Problem –
Reproduce all the material exactly, minus any pictures it holds.
------------
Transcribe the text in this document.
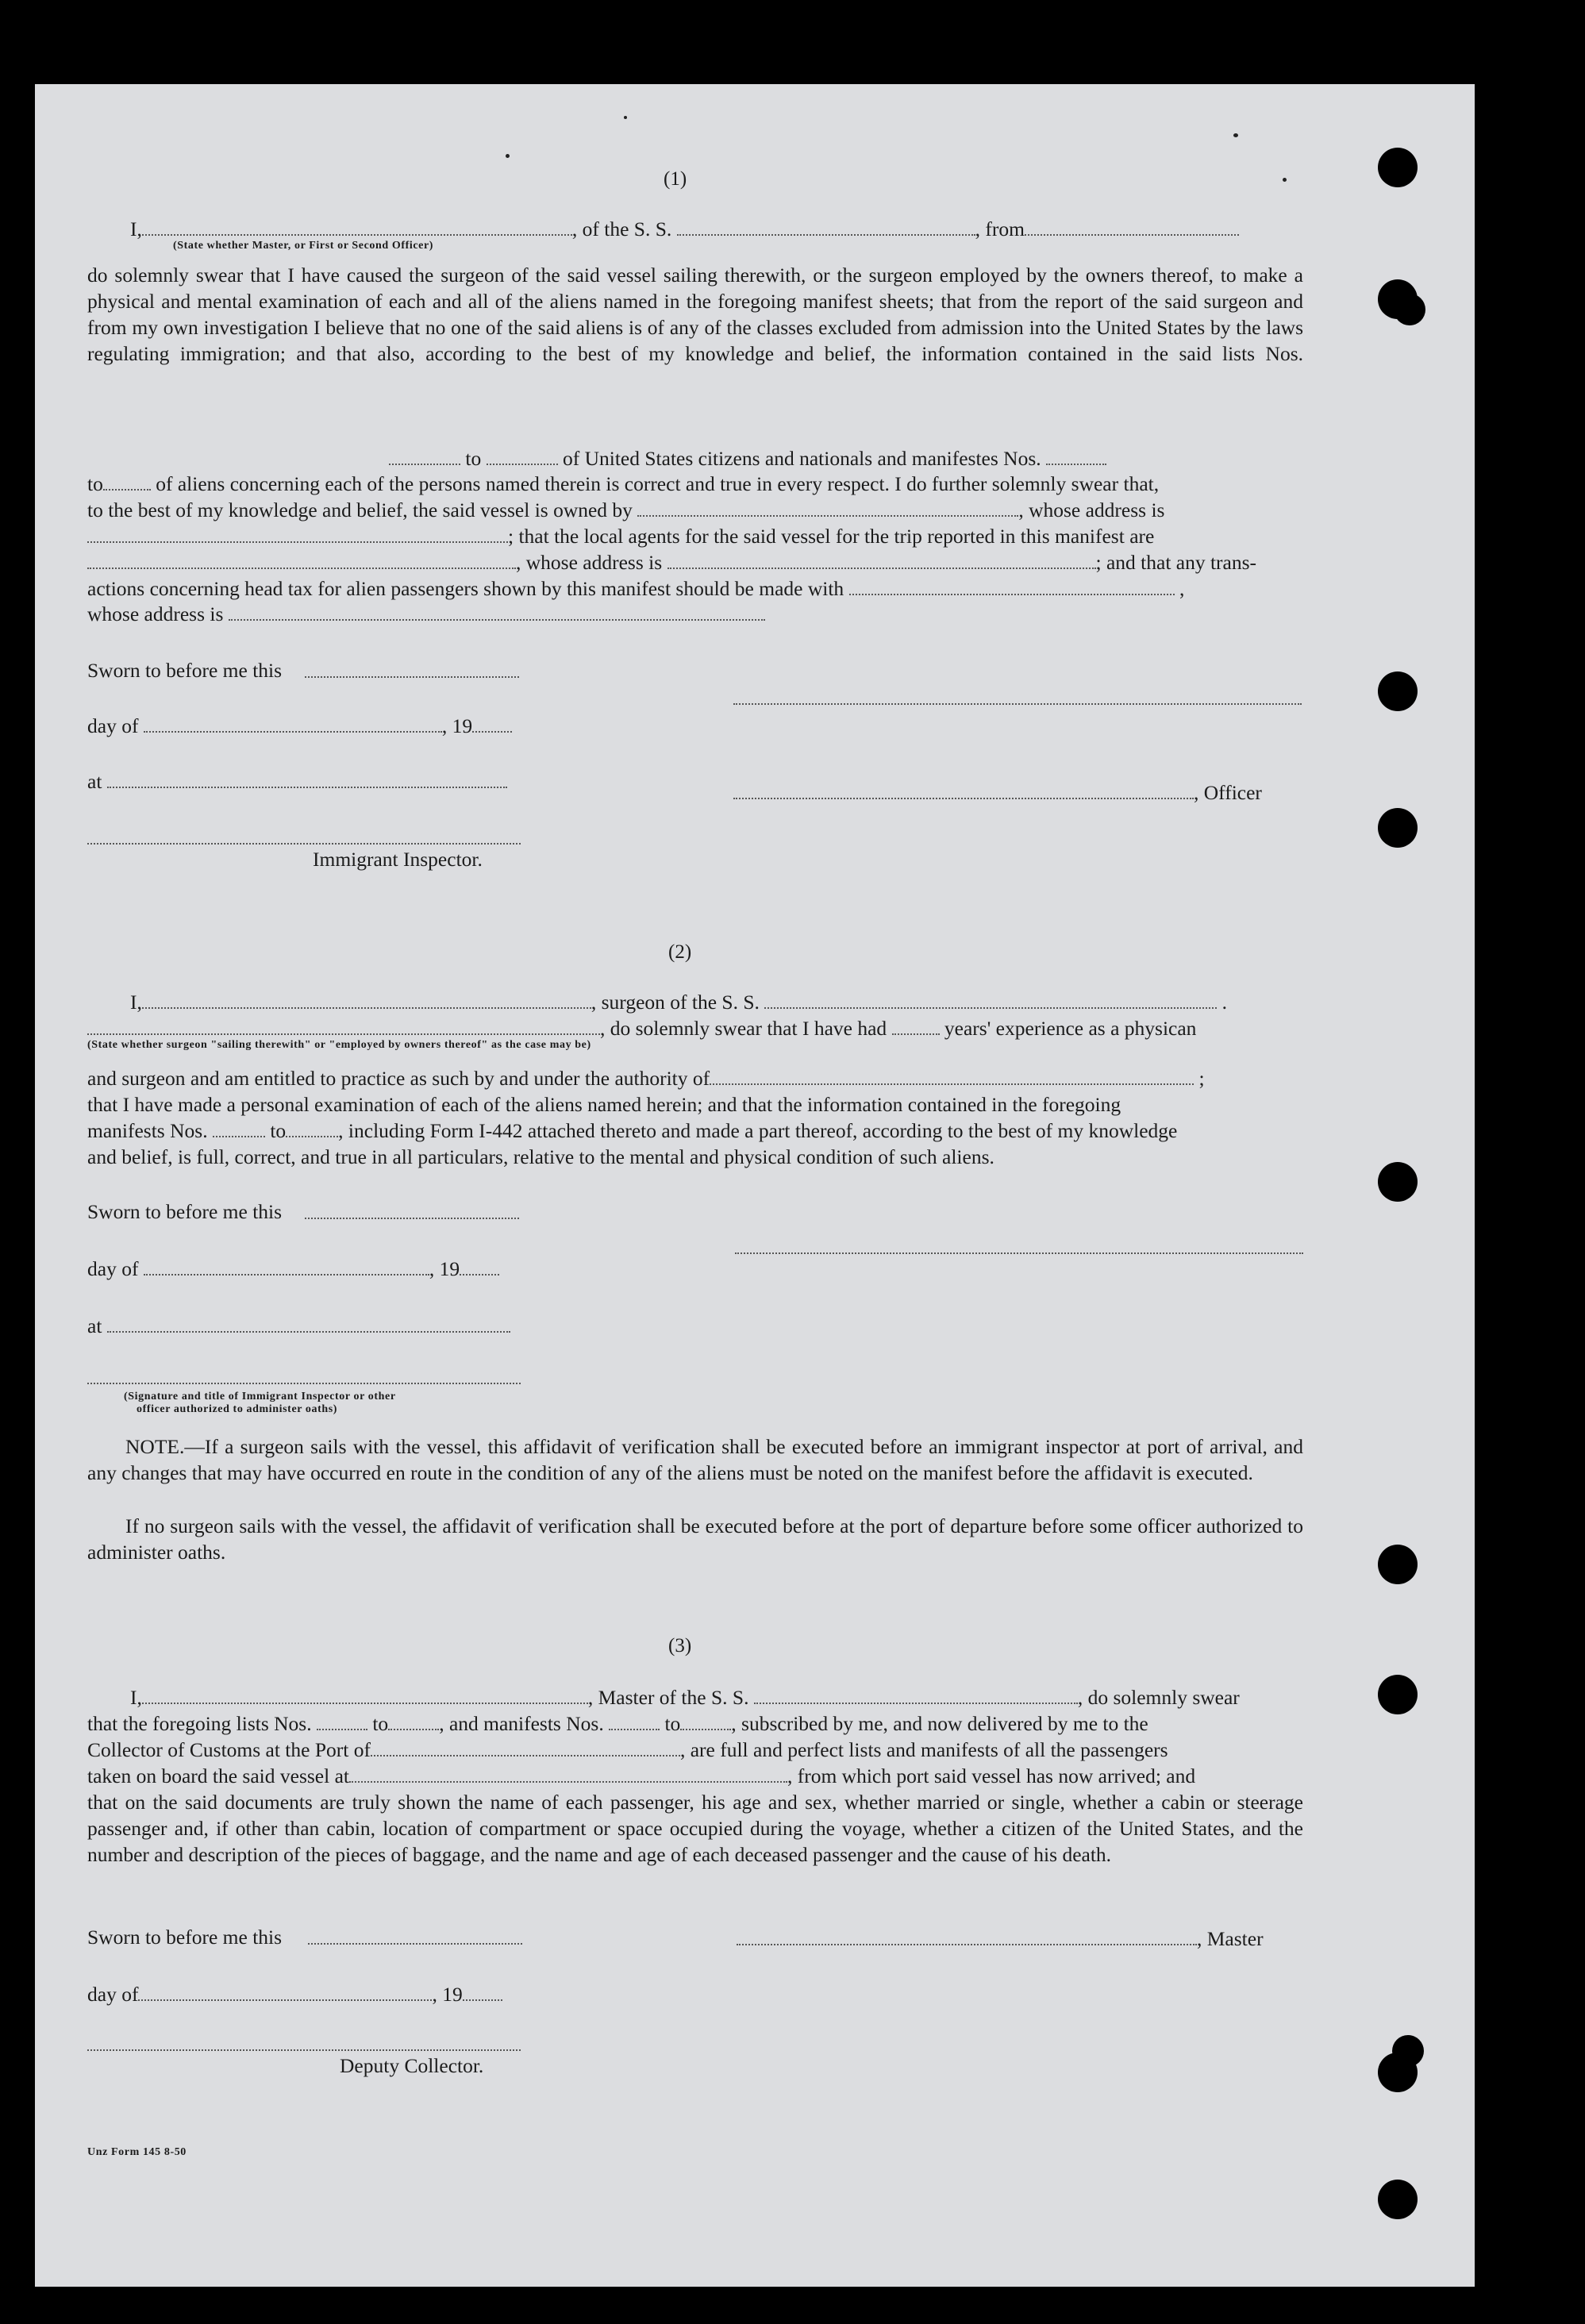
(1)
I,	, of the S. S.	, from
(State whether Master, or First or Second Officer)
do solemnly swear that I have caused the surgeon of the said vessel sailing therewith, or the surgeon employed by the owners thereof, to make a physical and mental examination of each and all of the aliens named in the foregoing manifest sheets; that from the report of the said surgeon and from my own investigation I believe that no one of the said aliens is of any of the classes excluded from admission into the United States by the laws regulating immigration; and that also, according to the best of my knowledge and belief, the information contained in the said lists Nos.
to	of United States citizens and nationals and manifestes Nos.
to	of aliens concerning each of the persons named therein is correct and true in every respect. I do further solemnly swear that,
to the best of my knowledge and belief, the said vessel is owned by	, whose address is
; that the local agents for the said vessel for the trip reported in this manifest are
, whose address is	; and that any trans-
actions concerning head tax for alien passengers shown by this manifest should be made with	,
whose address is
Sworn to before me this
day of	, 19
at	, Officer
Immigrant Inspector.
(2)
I,	, surgeon of the S. S.	.
, do solemnly swear that I have had	years' experience as a physican
(State whether surgeon "sailing therewith" or "employed by owners thereof" as the case may be)
and surgeon and am entitled to practice as such by and under the authority of	;
that I have made a personal examination of each of the aliens named herein; and that the information contained in the foregoing
manifests Nos.	to	, including Form I-442 attached thereto and made a part thereof, according to the best of my knowledge
and belief, is full, correct, and true in all particulars, relative to the mental and physical condition of such aliens.
Sworn to before me this
day of	, 19
at
(Signature and title of Immigrant Inspector or other
officer authorized to administer oaths)
NOTE.—If a surgeon sails with the vessel, this affidavit of verification shall be executed before an immigrant inspector at port of arrival, and any changes that may have occurred en route in the condition of any of the aliens must be noted on the manifest before the affidavit is executed.
If no surgeon sails with the vessel, the affidavit of verification shall be executed before at the port of departure before some officer authorized to administer oaths.
(3)
I,	, Master of the S. S.	, do solemnly swear
that the foregoing lists Nos.	to	, and manifests Nos.	to	, subscribed by me, and now delivered by me to the
Collector of Customs at the Port of	, are full and perfect lists and manifests of all the passengers
taken on board the said vessel at	, from which port said vessel has now arrived; and
that on the said documents are truly shown the name of each passenger, his age and sex, whether married or single, whether a cabin or steerage passenger and, if other than cabin, location of compartment or space occupied during the voyage, whether a citizen of the United States, and the number and description of the pieces of baggage, and the name and age of each deceased passenger and the cause of his death.
Sworn to before me this	, Master
day of	, 19
Deputy Collector.
Unz Form 145 8-50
------------
Task solution –
Transcribe the text in this document.
(1)
I,	, of the S. S.	, from
(State whether Master, or First or Second Officer)
do solemnly swear that I have caused the surgeon of the said vessel sailing therewith, or the surgeon employed by the owners thereof, to make a physical and mental examination of each and all of the aliens named in the foregoing manifest sheets; that from the report of the said surgeon and from my own investigation I believe that no one of the said aliens is of any of the classes excluded from admission into the United States by the laws regulating immigration; and that also, according to the best of my knowledge and belief, the information contained in the said lists Nos.
to	of United States citizens and nationals and manifestes Nos.
to	of aliens concerning each of the persons named therein is correct and true in every respect. I do further solemnly swear that,
to the best of my knowledge and belief, the said vessel is owned by	, whose address is
; that the local agents for the said vessel for the trip reported in this manifest are
, whose address is	; and that any trans-
actions concerning head tax for alien passengers shown by this manifest should be made with	,
whose address is
Sworn to before me this
day of	, 19
at	, Officer
Immigrant Inspector.
(2)
I,	, surgeon of the S. S.	.
, do solemnly swear that I have had	years' experience as a physican
(State whether surgeon "sailing therewith" or "employed by owners thereof" as the case may be)
and surgeon and am entitled to practice as such by and under the authority of	;
that I have made a personal examination of each of the aliens named herein; and that the information contained in the foregoing
manifests Nos.	to	, including Form I-442 attached thereto and made a part thereof, according to the best of my knowledge
and belief, is full, correct, and true in all particulars, relative to the mental and physical condition of such aliens.
Sworn to before me this
day of	, 19
at
(Signature and title of Immigrant Inspector or other
officer authorized to administer oaths)
NOTE.—If a surgeon sails with the vessel, this affidavit of verification shall be executed before an immigrant inspector at port of arrival, and any changes that may have occurred en route in the condition of any of the aliens must be noted on the manifest before the affidavit is executed.
If no surgeon sails with the vessel, the affidavit of verification shall be executed before at the port of departure before some officer authorized to administer oaths.
(3)
I,	, Master of the S. S.	, do solemnly swear
that the foregoing lists Nos.	to	, and manifests Nos.	to	, subscribed by me, and now delivered by me to the
Collector of Customs at the Port of	, are full and perfect lists and manifests of all the passengers
taken on board the said vessel at	, from which port said vessel has now arrived; and
that on the said documents are truly shown the name of each passenger, his age and sex, whether married or single, whether a cabin or steerage passenger and, if other than cabin, location of compartment or space occupied during the voyage, whether a citizen of the United States, and the number and description of the pieces of baggage, and the name and age of each deceased passenger and the cause of his death.
Sworn to before me this	, Master
day of	, 19
Deputy Collector.
Unz Form 145 8-50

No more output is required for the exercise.